:: MATERIAL FOR THIS EXERCISE ::

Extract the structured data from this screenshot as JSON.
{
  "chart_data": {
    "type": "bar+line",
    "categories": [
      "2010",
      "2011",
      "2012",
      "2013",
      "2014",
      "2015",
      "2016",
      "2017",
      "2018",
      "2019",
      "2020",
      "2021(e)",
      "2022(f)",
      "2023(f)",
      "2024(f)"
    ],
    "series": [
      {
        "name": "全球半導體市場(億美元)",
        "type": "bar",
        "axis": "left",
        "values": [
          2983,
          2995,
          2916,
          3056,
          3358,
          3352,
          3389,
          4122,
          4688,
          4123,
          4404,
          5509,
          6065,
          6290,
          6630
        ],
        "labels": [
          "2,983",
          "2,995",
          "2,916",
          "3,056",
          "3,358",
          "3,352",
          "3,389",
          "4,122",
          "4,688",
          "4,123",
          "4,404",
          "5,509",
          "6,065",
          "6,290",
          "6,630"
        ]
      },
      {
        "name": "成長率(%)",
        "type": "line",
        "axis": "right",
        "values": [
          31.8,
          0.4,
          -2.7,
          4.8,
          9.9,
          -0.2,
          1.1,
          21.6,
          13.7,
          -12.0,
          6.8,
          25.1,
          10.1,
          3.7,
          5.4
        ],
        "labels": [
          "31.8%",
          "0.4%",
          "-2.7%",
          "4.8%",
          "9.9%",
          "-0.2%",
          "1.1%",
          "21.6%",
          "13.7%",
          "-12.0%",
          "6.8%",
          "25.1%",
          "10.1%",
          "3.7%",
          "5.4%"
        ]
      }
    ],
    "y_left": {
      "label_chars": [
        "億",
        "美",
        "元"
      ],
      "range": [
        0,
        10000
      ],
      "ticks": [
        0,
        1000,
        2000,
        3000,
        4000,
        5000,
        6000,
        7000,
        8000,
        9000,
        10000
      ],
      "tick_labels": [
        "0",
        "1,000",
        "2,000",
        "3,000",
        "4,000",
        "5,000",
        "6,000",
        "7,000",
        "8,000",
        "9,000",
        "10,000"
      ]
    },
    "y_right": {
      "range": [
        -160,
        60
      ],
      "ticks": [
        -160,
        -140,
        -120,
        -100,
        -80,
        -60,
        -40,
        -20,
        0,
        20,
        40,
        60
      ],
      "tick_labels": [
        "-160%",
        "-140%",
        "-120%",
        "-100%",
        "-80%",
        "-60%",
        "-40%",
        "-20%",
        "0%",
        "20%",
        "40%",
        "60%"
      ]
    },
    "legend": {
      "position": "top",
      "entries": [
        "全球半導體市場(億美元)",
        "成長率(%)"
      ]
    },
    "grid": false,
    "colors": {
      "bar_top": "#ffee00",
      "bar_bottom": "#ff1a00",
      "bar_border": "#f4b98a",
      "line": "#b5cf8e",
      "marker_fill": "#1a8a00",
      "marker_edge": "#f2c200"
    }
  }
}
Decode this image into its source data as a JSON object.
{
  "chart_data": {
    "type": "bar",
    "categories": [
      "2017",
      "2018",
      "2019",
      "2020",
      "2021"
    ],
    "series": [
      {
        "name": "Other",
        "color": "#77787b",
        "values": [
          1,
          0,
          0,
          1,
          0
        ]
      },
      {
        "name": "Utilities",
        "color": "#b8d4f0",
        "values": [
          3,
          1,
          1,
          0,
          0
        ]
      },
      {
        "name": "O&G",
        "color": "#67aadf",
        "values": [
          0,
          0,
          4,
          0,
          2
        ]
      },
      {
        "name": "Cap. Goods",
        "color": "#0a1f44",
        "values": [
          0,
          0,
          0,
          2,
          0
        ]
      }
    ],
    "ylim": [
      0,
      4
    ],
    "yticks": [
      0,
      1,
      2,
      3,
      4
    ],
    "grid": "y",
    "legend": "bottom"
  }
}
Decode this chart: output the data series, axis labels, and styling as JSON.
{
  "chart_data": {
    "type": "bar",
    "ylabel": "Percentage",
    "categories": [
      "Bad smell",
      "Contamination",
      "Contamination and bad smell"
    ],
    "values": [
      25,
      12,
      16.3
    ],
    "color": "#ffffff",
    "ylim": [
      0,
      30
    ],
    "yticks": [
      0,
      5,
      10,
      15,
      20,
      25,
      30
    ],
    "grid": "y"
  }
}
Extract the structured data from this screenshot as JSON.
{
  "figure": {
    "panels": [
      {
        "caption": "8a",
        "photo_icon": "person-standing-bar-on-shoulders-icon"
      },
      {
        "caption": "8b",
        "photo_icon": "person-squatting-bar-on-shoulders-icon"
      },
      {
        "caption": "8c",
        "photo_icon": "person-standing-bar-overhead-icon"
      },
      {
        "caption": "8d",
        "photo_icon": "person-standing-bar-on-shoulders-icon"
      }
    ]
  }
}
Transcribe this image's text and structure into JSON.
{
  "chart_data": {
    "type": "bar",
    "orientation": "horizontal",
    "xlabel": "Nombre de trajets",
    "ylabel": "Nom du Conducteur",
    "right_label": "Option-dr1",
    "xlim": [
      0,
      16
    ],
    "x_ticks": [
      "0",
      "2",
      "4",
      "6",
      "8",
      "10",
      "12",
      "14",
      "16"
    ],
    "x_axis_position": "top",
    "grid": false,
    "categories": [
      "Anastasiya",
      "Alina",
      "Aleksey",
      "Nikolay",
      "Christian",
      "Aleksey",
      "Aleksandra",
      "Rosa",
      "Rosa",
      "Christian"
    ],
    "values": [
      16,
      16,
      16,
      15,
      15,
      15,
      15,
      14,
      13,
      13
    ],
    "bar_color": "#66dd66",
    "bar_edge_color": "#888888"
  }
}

:::

Copy each line of the data above that holds "JSON".

- [RESULT OF THIS TASK]
Extract the structured data from this screenshot as JSON.
Decode this image into its source data as a JSON object.
Decode this chart: output the data series, axis labels, and styling as JSON.
Extract the structured data from this screenshot as JSON.
Transcribe this image's text and structure into JSON.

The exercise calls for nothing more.